— BEGIN RECORDS TO PROCESS —

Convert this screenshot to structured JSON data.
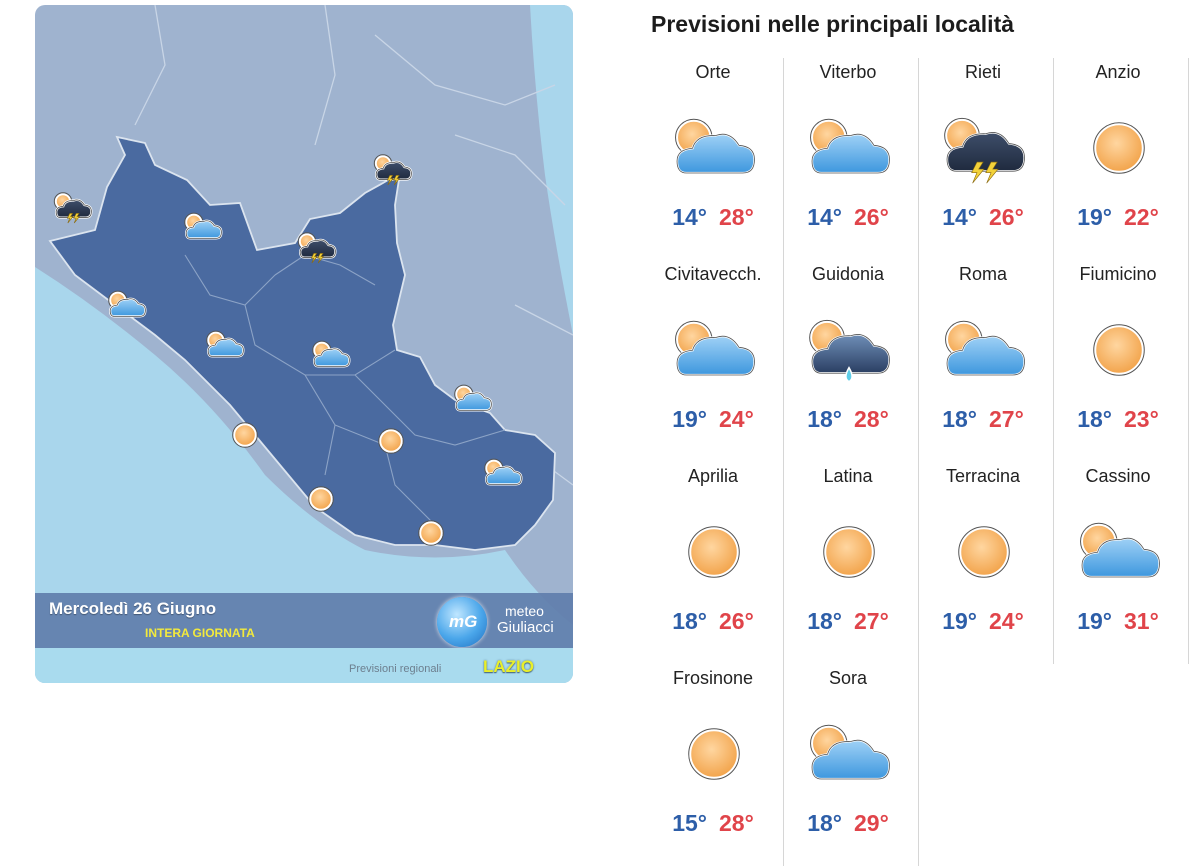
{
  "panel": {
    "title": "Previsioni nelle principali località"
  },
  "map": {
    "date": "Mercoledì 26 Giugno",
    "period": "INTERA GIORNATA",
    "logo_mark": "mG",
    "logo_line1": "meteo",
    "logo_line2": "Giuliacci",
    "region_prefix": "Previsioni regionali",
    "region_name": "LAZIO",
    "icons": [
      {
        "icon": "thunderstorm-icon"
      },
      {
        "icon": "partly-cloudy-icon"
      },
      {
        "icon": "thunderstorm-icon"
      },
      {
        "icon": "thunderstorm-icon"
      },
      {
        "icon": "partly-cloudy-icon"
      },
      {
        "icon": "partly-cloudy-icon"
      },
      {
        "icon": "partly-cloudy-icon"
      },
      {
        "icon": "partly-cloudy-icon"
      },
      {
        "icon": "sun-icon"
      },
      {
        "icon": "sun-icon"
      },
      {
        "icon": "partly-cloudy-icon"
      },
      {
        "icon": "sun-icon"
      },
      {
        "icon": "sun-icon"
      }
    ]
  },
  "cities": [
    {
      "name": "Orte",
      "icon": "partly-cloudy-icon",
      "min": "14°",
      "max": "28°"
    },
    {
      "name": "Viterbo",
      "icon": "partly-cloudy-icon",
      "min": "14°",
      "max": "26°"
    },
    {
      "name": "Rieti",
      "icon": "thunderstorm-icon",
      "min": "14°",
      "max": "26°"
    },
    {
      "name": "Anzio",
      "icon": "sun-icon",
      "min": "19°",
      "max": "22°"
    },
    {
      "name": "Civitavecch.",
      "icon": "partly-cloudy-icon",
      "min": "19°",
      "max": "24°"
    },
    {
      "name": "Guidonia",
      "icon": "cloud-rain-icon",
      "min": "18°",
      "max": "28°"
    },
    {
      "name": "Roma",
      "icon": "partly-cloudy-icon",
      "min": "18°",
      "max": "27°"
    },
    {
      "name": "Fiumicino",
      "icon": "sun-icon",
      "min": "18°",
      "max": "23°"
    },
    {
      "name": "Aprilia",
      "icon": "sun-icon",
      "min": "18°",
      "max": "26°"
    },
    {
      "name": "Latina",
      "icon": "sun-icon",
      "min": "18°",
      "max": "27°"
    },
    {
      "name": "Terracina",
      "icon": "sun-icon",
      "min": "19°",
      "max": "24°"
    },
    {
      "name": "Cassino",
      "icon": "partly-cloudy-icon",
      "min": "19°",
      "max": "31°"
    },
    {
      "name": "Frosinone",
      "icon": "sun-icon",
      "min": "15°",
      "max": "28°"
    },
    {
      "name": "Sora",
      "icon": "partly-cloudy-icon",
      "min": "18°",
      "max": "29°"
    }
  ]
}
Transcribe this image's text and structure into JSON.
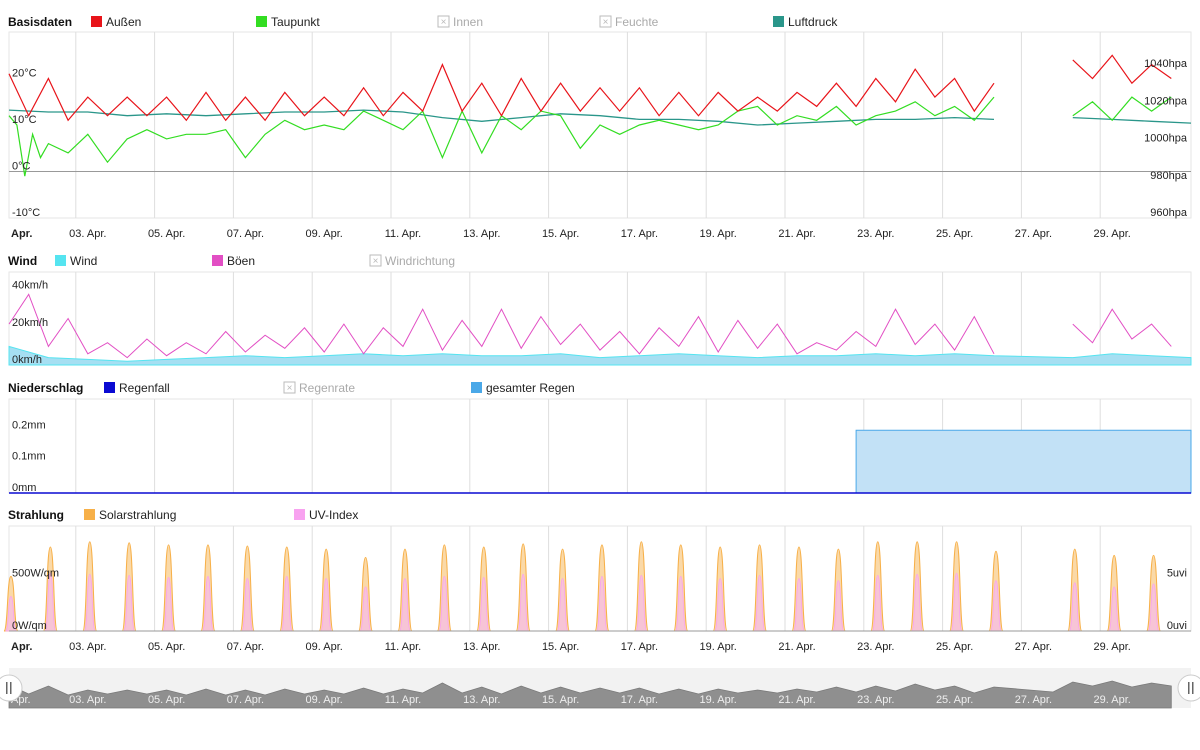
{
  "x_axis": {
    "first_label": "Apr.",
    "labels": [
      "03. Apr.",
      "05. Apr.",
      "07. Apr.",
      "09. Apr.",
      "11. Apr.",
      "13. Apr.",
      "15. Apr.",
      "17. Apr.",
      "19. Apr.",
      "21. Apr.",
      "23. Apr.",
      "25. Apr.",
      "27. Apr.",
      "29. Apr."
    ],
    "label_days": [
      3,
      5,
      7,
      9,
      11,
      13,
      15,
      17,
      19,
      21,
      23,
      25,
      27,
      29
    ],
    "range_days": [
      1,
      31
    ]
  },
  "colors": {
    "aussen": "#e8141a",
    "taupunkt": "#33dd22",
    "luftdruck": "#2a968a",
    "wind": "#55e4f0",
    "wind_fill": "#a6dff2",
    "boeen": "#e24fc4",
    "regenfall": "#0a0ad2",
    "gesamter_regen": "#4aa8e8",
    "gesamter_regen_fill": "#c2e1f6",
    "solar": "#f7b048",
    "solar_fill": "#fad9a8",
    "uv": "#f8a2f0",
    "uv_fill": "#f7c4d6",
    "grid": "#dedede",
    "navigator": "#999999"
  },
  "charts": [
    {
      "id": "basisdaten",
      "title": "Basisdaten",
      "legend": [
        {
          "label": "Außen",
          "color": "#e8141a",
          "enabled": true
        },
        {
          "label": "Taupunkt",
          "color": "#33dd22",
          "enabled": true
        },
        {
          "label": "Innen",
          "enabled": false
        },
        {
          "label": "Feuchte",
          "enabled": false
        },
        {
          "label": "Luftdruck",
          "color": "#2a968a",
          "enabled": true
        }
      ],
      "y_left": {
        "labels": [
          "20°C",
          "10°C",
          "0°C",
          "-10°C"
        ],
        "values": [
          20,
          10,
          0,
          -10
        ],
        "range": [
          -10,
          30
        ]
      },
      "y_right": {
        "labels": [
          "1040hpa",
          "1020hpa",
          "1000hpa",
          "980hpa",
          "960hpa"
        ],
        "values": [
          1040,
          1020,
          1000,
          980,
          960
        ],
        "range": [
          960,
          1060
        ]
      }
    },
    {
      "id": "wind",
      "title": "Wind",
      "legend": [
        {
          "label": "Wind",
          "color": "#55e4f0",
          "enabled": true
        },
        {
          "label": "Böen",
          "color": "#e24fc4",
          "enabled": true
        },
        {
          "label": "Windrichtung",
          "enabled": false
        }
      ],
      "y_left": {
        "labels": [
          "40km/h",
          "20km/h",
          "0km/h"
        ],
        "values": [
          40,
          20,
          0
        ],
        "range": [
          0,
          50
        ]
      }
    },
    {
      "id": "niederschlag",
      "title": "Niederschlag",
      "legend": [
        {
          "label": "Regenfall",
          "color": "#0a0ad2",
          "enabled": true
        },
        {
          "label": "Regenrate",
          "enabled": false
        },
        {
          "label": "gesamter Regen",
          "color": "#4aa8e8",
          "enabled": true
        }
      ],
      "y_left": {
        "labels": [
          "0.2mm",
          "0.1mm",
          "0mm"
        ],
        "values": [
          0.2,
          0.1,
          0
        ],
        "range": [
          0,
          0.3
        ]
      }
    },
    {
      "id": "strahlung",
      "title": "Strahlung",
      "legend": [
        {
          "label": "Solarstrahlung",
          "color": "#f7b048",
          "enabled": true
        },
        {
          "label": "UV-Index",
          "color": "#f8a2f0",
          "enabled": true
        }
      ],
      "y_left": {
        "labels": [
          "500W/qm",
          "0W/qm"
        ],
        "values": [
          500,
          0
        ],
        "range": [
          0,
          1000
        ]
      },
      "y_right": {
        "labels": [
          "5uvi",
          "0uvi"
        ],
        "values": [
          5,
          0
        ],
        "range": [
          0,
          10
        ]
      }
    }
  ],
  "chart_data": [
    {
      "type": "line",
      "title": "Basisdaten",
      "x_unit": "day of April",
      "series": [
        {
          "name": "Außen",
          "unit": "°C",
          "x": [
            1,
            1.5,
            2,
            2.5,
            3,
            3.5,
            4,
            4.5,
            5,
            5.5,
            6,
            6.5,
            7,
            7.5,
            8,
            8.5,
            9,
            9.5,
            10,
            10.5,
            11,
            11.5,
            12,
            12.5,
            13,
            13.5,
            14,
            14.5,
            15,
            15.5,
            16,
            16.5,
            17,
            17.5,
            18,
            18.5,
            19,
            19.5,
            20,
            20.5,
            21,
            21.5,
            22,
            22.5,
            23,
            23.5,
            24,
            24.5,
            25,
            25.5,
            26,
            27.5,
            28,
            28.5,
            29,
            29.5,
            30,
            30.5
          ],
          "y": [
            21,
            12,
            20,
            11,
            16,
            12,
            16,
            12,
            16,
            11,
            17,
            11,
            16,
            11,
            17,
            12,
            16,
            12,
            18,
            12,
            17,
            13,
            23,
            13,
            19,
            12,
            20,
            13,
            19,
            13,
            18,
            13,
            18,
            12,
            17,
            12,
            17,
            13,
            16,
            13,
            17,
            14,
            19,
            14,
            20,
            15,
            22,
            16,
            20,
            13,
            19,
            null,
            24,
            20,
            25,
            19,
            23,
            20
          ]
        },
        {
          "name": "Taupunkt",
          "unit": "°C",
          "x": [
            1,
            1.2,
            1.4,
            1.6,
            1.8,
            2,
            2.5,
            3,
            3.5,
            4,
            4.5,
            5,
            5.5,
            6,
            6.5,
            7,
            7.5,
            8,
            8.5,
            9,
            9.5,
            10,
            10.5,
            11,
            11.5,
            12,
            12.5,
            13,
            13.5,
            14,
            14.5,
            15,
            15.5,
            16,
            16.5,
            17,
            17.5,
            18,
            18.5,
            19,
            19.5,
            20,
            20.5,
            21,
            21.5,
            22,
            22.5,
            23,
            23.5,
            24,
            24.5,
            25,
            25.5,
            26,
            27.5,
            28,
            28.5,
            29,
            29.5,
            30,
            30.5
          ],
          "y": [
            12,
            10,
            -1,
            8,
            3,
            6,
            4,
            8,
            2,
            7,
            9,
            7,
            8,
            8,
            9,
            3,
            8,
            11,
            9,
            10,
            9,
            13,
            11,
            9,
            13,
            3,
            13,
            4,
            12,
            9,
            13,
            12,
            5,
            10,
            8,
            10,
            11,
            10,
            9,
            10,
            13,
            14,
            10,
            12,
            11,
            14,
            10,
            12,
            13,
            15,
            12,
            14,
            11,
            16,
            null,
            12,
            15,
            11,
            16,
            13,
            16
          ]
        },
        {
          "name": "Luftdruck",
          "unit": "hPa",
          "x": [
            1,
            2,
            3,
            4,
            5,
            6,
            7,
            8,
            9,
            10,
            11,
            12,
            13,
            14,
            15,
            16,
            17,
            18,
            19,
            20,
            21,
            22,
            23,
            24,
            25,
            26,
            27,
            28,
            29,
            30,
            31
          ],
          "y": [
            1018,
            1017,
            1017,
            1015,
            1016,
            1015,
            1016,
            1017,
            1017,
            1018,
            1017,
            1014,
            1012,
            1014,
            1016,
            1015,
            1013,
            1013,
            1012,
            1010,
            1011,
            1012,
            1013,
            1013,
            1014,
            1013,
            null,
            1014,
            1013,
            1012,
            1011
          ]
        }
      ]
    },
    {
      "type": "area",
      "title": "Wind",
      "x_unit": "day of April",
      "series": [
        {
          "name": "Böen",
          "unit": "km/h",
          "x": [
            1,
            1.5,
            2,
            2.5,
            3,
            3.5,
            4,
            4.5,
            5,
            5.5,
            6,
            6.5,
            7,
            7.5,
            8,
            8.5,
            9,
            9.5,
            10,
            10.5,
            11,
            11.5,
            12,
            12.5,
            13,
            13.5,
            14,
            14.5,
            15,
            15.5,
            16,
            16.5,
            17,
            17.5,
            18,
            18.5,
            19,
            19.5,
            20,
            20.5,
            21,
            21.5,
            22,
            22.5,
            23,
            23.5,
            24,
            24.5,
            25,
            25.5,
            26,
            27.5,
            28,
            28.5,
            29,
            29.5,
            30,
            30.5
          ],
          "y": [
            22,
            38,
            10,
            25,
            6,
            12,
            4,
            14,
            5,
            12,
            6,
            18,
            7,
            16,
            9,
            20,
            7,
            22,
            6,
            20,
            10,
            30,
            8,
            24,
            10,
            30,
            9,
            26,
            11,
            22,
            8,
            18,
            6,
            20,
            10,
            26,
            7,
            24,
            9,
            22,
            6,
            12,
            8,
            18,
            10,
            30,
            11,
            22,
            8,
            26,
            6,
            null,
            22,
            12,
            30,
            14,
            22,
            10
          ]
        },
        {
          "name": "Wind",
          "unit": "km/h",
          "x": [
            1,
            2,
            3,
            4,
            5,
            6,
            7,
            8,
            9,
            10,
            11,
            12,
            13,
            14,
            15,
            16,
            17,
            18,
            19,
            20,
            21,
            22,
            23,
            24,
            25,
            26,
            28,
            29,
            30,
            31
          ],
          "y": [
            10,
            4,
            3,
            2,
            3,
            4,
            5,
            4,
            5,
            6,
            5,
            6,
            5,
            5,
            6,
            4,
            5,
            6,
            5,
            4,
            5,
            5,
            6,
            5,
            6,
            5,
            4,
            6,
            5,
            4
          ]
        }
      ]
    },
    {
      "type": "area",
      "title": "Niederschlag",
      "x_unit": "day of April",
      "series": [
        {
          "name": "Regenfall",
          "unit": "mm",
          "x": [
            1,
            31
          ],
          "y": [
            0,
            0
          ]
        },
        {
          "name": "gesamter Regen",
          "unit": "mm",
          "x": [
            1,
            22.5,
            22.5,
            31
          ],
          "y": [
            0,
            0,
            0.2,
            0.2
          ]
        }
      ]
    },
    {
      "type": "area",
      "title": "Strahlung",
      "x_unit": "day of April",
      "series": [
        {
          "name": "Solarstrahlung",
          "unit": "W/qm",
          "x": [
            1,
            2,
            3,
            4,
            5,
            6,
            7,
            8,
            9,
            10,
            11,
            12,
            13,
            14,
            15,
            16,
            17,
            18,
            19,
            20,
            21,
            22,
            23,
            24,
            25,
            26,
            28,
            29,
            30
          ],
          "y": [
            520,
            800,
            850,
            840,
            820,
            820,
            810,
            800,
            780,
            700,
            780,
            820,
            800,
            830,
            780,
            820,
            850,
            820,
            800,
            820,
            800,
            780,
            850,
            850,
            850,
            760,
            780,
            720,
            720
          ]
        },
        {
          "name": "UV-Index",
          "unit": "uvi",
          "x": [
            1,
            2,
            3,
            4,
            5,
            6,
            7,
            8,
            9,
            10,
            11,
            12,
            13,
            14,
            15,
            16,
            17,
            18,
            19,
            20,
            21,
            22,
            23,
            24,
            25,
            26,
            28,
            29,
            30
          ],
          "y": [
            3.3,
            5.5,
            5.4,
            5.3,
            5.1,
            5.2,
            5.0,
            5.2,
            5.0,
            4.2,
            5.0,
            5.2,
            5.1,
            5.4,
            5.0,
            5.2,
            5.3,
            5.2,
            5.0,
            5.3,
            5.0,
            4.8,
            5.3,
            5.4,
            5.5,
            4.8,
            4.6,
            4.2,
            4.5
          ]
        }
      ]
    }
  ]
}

— END RECORDS TO PROCESS —

PROBLEM TO WORK ON = Gather up every line from the listing above in which the word "this" occurs.

FULL ANSWER =
Convert this screenshot to structured JSON data.
Transcribe this image's text and structure into JSON.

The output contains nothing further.